• [RECORDS TO PROCESS]:
****

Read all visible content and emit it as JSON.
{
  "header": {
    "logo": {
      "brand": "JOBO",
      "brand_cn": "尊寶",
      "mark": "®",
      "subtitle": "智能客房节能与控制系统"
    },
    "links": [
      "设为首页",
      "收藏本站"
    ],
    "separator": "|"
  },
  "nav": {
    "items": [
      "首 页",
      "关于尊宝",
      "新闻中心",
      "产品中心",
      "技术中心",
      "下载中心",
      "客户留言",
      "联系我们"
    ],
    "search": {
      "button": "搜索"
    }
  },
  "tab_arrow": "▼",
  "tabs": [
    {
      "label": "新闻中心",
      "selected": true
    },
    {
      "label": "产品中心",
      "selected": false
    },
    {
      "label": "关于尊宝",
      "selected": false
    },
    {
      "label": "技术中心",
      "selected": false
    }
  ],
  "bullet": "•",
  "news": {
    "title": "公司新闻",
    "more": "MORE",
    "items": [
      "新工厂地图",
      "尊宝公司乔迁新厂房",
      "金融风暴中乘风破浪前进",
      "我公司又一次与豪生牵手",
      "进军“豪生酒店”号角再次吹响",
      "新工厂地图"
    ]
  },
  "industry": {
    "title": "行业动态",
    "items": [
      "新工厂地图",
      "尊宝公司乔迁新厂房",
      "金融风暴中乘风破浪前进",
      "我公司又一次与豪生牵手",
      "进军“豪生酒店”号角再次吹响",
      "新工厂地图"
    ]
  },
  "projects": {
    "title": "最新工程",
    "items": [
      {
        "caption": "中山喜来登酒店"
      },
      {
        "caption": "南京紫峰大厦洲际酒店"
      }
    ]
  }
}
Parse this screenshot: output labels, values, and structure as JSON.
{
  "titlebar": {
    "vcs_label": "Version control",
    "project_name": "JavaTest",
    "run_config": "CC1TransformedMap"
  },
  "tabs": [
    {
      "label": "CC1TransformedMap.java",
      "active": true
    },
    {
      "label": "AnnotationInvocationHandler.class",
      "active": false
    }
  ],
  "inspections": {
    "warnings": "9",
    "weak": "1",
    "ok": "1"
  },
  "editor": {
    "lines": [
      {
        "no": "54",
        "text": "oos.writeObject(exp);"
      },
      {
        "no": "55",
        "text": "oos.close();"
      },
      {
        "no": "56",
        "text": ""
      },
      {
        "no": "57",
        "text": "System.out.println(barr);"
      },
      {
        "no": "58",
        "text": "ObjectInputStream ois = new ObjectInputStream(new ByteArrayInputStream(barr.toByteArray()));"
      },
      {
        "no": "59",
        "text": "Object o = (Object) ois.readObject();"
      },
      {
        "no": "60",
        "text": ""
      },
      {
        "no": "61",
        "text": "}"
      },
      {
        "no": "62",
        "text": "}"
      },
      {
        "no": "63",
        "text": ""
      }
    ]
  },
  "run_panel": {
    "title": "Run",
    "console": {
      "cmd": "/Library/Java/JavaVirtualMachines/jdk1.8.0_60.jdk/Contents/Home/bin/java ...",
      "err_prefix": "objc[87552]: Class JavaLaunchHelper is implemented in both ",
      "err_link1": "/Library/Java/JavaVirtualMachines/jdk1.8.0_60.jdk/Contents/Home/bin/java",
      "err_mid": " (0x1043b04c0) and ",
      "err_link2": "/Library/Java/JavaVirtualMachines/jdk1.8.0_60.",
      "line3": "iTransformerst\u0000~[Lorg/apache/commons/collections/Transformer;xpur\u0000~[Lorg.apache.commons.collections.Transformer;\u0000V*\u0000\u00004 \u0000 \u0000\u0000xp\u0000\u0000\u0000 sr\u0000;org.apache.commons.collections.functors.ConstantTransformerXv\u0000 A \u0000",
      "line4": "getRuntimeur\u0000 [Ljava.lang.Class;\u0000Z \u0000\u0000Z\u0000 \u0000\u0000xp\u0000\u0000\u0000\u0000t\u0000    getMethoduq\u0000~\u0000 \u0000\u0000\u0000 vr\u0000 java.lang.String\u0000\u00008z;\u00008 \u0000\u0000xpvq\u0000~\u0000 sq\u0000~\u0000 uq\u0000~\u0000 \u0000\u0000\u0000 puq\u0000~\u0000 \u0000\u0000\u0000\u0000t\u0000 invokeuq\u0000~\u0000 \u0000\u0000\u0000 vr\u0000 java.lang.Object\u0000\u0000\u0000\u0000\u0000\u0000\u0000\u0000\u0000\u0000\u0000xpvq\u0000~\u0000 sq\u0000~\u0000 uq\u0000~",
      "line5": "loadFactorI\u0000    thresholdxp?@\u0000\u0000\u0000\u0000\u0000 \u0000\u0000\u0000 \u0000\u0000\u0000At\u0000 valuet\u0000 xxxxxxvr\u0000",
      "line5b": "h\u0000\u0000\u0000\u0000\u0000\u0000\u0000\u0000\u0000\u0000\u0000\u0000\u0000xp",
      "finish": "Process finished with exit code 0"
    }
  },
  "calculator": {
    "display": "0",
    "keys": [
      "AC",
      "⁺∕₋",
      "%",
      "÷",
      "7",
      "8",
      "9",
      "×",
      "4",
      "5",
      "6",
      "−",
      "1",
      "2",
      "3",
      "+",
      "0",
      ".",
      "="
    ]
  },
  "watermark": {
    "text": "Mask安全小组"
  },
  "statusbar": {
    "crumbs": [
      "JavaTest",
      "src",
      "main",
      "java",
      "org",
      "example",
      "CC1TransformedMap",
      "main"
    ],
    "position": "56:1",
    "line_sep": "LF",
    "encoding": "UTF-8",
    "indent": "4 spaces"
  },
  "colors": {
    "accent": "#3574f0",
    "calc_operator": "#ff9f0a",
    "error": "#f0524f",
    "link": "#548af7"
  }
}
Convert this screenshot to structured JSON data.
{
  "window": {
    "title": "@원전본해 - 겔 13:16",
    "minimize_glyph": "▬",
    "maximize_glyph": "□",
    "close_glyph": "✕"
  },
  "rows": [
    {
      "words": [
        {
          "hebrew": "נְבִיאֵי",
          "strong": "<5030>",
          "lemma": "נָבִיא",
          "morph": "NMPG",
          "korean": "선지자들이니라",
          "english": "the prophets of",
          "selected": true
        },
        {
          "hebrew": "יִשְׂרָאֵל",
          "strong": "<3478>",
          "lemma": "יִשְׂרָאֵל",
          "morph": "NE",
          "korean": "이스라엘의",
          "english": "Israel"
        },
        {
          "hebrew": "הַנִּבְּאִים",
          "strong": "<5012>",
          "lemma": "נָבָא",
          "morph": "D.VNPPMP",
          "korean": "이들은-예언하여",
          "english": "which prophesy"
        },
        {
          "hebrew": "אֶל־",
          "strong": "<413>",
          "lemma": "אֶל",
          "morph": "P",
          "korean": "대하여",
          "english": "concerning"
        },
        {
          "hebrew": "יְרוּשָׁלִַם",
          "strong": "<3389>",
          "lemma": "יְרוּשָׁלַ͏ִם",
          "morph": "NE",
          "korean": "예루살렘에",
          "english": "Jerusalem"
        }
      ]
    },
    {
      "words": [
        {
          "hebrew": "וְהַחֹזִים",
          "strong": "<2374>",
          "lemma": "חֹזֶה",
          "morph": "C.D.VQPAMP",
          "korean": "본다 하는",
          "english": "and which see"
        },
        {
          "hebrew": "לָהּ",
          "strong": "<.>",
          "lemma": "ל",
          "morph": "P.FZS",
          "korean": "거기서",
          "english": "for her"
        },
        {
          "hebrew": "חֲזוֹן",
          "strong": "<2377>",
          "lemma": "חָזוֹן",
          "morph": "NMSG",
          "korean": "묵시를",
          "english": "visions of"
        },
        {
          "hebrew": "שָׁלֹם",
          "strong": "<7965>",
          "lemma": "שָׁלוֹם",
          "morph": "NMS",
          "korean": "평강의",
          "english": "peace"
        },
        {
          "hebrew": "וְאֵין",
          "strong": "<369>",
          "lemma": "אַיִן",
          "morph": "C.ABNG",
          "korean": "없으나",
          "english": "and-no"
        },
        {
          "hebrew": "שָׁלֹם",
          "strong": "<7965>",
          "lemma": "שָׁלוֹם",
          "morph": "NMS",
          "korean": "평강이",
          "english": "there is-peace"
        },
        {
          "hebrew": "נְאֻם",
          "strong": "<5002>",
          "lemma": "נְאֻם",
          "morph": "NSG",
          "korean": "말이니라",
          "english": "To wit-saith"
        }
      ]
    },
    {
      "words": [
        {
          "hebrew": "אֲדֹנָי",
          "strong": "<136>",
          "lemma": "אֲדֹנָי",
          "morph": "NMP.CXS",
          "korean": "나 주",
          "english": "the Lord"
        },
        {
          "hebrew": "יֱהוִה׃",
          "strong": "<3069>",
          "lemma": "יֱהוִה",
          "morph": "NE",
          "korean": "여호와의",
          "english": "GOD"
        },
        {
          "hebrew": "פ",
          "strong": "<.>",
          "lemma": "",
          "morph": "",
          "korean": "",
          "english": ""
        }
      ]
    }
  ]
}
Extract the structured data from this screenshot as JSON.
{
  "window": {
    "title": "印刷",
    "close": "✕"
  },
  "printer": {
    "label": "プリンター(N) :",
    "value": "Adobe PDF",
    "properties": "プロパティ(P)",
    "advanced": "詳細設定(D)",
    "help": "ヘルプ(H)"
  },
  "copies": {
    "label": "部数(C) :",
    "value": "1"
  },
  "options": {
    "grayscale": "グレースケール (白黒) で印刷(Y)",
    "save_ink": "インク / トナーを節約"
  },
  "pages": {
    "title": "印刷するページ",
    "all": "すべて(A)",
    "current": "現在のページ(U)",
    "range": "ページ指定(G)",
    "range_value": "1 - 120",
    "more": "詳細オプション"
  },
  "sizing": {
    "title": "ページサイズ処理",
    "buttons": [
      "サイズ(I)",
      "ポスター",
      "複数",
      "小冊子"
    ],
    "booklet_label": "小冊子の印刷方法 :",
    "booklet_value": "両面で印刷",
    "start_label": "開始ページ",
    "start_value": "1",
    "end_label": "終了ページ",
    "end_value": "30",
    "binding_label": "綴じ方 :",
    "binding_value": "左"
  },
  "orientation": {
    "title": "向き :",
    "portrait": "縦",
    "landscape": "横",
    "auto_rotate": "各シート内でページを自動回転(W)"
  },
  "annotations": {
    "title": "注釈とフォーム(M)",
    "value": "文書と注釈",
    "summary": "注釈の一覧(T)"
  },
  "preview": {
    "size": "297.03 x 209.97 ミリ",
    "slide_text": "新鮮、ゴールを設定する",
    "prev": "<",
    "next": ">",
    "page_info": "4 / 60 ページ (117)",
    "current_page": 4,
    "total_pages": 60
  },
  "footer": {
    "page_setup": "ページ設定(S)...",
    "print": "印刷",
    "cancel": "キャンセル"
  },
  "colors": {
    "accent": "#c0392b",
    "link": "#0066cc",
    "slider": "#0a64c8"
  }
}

****

Show the lines that mention the word "data".

• [EXERCISE OUTPUT]:
Convert this screenshot to structured JSON data.
Extract the structured data from this screenshot as JSON.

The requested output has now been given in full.